++++ Source extract ++++

Induction of tyrosine hydroxylase and dopamine beta-hydroxylase in cultured mouse neuroblastoma by 8Br-cAMP. Involvement of RNA and protein synthesis.

8Br-cAMP elevated tyrosine hydroxylase (E.C. 1.14.16.2, L-tyrosine, tetrahydropteridine: oxygen oxidoreductase [3-hydroxylating]) and dopamine beta-hydroxylase (E.C. 1.14.17.1, 3,4-dihydroxyphenylethylamine, ascorbate:oxygen oxidoreductase [β-hydroxylating]) activities in neuroblastoma clone NBD-2 from the mouse C-1300 tumor. The increase in activities was associated with a 5-10 fold increase in the Vmax of both enzymes for both substrate and cofactor. Immunoprecipitation of tyrosine hydroxylase in control and treated cells demonstrated that more immunoprecipitable enzyme was present in the treated samples. Maximal elevation of both tyrosine hydroxylase and dopamine beta-hydroxylase occurred after 48 hr of treatment with 1.0 mM 8Br-cAMP. Actinomycin D (0.1 µg/ml), cycloheximide (2.0 µ/ml) and lysine-deficient medium prevented the 8Br-cAMP elevation of enzyme activity. However, removal of cycloheximide or subsequent addition of lysine (even with simultaneous addition of actinomycin D) allowed the subsequent elevation of enzyme activity. The rate of increase in enzyme activity did not exhibit the lag period typically observed in cells treated only with 8Br-cAMP. These data suggest that cAMP elevates the level of tyrosine hydroxylase and dopamine beta-hydroxylase protein and that an increased production of messenger RNA may be one of the steps necessary for these effects.

++++ Entries supplied ++++

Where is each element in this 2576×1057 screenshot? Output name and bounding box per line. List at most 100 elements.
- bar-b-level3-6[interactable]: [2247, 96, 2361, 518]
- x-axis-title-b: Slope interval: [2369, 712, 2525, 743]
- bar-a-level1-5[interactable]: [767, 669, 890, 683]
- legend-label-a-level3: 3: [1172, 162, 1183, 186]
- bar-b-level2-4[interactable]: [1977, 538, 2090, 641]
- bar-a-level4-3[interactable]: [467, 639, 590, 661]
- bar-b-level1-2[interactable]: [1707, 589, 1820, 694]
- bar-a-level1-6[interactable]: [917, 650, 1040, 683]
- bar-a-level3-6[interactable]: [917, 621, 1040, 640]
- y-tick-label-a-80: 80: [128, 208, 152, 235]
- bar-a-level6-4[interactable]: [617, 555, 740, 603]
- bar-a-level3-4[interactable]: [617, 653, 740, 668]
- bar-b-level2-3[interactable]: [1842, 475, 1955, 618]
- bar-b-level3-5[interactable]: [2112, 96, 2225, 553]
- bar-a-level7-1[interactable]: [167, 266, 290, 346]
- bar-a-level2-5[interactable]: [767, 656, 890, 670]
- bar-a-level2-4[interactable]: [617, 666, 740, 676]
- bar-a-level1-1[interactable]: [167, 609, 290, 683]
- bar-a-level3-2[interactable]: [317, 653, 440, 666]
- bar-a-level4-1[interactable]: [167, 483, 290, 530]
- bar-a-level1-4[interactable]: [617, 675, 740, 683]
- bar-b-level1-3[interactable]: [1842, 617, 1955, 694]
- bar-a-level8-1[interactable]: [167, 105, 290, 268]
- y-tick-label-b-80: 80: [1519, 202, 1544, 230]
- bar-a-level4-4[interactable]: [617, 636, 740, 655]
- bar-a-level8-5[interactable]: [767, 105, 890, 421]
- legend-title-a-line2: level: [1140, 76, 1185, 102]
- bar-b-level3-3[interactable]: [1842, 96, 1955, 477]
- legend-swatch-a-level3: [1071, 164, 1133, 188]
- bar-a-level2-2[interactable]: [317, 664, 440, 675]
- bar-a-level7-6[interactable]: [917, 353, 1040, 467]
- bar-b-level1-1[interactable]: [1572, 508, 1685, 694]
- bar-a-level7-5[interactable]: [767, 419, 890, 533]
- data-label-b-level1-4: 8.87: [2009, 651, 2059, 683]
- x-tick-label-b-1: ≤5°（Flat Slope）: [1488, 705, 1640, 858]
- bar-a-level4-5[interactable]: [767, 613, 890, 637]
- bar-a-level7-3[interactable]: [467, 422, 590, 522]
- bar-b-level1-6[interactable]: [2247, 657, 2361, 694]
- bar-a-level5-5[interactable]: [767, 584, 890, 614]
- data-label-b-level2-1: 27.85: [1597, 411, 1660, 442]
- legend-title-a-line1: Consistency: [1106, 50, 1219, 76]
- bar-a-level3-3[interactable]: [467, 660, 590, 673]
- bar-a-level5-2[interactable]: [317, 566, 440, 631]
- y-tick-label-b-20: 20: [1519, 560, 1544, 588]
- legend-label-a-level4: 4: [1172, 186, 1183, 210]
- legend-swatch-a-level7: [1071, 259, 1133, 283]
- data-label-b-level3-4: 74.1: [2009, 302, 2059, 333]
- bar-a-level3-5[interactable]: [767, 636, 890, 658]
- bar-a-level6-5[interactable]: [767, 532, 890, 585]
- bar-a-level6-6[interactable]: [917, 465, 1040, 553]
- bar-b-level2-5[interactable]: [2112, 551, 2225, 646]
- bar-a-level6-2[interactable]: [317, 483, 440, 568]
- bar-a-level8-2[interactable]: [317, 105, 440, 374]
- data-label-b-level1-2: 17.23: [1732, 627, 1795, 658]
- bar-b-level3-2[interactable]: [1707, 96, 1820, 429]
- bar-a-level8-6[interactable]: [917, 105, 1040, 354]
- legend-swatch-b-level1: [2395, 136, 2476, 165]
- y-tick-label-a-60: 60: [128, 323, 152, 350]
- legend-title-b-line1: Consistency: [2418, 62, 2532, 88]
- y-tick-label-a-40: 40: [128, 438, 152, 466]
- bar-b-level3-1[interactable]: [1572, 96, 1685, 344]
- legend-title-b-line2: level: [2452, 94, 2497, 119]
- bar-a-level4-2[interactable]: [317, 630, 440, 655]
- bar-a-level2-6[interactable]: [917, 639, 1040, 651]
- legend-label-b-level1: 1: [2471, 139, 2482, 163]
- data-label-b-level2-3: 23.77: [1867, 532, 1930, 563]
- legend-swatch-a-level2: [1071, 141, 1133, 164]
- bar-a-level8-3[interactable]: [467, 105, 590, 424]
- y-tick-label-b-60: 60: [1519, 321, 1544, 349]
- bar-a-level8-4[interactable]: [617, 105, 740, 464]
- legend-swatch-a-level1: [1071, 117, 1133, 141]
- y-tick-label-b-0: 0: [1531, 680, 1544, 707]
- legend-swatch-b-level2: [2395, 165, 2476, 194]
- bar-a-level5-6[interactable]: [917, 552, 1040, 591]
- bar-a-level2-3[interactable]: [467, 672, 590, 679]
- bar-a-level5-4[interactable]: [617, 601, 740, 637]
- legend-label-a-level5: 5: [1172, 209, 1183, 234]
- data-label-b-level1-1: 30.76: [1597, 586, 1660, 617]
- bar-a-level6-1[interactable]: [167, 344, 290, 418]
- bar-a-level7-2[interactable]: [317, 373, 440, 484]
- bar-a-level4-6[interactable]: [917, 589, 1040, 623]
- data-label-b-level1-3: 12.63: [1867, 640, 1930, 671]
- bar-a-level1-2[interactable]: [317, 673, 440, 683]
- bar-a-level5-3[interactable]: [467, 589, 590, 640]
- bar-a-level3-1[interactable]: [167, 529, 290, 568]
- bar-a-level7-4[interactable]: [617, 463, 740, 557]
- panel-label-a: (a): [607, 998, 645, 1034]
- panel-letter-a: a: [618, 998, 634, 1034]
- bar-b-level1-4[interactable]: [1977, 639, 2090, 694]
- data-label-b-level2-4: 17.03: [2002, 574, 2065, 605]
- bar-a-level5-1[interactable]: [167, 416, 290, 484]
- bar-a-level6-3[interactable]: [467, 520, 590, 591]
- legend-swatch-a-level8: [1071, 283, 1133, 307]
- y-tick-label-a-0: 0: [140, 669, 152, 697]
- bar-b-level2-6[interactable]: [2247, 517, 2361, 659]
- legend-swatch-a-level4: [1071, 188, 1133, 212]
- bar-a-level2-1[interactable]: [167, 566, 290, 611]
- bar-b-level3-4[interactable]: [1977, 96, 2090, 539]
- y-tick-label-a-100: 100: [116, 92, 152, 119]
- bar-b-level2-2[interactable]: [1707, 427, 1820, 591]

++++

* _Required action 1_
According to the abstract on 8Br-cAMP and neuroblastoma enzymes, after how many hours of treatment with 1.0 mM 8Br-cAMP did both enzymes reach maximal elevation?
* _Required action 2_
Reproduce word for word the part of the abstract on 8Br-cAMP and neuroblastoma enzymes starting at "Induction of tyrosine" and ending at "and protein synthesis.".

* _Answer space 1_
48 hours.

* _Answer space 2_
Induction of tyrosine hydroxylase and dopamine beta-hydroxylase in cultured mouse neuroblastoma by 8Br-cAMP. Involvement of RNA and protein synthesis.